» What to do: What is the number of lines holding the word "lightgreen"? Write that number and nothing else.

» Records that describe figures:
+---+
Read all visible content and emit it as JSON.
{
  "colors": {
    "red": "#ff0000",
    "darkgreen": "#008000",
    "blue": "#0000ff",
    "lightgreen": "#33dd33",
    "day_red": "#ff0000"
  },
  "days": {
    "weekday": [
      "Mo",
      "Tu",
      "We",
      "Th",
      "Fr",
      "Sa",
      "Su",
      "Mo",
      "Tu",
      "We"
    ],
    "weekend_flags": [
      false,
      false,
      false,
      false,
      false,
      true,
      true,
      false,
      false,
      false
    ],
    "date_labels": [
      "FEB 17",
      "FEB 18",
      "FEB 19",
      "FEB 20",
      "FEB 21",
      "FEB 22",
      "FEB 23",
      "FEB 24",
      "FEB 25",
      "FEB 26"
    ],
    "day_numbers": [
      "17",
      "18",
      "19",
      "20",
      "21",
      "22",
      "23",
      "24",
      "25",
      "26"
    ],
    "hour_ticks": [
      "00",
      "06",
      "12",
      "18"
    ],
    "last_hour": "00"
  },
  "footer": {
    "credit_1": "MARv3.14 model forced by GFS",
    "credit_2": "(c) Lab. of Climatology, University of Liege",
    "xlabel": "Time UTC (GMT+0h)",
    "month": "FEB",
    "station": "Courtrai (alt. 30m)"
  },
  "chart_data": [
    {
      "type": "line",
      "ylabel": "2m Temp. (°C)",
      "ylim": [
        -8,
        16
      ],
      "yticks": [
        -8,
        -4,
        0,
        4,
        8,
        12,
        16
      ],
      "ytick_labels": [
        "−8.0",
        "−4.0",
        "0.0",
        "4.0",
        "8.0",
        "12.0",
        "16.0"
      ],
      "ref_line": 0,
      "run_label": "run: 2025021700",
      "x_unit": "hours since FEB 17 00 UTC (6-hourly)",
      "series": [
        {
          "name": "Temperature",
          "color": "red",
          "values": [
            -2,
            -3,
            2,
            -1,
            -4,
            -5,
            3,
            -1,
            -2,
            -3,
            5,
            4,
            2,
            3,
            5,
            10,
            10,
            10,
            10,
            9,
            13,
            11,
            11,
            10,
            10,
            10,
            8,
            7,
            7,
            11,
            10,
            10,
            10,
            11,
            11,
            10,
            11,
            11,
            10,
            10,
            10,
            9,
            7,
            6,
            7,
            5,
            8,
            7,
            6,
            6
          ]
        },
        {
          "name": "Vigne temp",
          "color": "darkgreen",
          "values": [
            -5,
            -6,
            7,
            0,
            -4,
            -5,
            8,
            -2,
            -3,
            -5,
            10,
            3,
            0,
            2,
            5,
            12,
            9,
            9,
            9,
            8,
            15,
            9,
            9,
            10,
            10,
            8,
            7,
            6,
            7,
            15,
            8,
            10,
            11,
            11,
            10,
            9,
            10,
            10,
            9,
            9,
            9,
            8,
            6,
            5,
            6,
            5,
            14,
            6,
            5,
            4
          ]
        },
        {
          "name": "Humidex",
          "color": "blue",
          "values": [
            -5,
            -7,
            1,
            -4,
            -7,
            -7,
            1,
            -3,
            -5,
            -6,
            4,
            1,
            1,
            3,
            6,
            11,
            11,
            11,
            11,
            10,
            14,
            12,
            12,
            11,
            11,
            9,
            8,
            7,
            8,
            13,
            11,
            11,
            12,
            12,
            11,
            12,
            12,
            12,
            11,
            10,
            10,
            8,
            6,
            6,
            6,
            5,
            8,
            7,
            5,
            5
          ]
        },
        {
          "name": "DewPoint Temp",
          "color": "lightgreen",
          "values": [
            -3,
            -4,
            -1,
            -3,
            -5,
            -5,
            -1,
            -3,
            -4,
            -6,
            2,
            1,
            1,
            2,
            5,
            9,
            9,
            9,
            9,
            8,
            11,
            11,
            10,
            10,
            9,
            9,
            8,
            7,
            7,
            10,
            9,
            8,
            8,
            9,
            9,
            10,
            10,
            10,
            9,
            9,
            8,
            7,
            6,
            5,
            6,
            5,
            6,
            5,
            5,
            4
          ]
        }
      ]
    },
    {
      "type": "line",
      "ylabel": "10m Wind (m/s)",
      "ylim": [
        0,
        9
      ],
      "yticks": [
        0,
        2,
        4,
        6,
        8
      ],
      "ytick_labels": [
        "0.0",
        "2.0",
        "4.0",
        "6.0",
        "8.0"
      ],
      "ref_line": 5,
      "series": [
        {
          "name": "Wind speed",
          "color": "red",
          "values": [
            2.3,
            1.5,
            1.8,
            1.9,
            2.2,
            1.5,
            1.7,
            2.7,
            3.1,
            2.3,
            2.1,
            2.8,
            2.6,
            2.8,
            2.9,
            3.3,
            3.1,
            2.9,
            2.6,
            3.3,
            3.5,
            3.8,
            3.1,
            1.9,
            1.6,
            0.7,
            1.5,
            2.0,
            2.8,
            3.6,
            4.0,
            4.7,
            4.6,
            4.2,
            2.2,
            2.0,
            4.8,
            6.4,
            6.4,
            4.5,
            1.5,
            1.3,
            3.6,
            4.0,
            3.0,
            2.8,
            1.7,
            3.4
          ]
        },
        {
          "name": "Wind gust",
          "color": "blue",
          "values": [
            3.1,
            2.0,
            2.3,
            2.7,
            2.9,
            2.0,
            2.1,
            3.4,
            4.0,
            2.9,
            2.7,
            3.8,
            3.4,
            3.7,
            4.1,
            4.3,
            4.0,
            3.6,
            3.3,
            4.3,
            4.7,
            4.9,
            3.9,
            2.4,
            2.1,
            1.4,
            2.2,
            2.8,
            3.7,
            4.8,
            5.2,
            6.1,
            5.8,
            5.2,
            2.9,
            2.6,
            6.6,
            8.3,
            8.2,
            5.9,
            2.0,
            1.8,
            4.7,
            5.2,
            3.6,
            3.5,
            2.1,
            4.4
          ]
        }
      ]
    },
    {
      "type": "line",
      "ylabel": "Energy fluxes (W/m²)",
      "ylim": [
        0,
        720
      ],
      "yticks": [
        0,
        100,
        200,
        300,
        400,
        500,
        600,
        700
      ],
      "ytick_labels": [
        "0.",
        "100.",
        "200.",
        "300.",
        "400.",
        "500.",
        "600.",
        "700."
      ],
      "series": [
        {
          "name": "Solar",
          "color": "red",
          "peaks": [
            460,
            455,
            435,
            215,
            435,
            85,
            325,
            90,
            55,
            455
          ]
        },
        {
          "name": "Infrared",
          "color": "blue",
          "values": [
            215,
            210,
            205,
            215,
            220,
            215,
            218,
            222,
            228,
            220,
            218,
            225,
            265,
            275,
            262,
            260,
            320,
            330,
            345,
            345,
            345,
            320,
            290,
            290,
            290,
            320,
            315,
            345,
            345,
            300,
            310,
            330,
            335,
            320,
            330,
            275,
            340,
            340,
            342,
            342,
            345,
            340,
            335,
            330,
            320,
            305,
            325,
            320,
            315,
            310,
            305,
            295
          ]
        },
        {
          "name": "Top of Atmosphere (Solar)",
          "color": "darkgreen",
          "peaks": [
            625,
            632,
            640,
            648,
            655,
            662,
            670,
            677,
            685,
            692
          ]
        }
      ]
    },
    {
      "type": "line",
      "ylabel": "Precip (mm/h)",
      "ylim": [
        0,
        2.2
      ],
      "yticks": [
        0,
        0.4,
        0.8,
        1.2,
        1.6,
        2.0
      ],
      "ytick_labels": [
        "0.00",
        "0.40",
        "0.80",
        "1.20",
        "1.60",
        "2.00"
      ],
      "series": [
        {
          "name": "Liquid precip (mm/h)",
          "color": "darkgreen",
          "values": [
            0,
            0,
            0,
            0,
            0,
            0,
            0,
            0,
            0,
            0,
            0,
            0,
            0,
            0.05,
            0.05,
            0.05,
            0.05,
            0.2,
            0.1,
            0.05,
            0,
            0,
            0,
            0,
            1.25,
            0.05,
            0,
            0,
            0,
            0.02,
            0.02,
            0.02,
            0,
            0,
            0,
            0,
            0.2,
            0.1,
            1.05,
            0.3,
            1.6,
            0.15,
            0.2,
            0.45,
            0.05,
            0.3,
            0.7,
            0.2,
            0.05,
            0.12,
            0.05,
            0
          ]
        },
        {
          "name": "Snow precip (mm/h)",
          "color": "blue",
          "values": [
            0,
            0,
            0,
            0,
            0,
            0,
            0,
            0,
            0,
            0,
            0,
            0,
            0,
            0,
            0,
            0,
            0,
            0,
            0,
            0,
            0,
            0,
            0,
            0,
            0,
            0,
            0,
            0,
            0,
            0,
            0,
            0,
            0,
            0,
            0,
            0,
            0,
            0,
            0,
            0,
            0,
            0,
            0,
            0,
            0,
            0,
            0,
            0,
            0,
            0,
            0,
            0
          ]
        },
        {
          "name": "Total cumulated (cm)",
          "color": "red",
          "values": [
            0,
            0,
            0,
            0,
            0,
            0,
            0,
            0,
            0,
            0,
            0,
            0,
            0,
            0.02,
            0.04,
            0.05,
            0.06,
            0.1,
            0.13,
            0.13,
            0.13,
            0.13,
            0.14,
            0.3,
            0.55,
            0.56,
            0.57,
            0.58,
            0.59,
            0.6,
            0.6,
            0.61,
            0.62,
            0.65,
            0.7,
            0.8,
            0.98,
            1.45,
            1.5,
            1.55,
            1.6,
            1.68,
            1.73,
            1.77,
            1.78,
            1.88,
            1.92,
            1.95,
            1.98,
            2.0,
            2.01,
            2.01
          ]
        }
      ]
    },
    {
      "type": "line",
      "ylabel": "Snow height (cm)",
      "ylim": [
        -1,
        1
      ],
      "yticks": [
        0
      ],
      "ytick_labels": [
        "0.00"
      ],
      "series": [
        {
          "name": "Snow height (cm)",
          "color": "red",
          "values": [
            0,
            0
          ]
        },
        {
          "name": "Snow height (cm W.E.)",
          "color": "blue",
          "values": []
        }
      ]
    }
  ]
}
+---+
» Final result: 2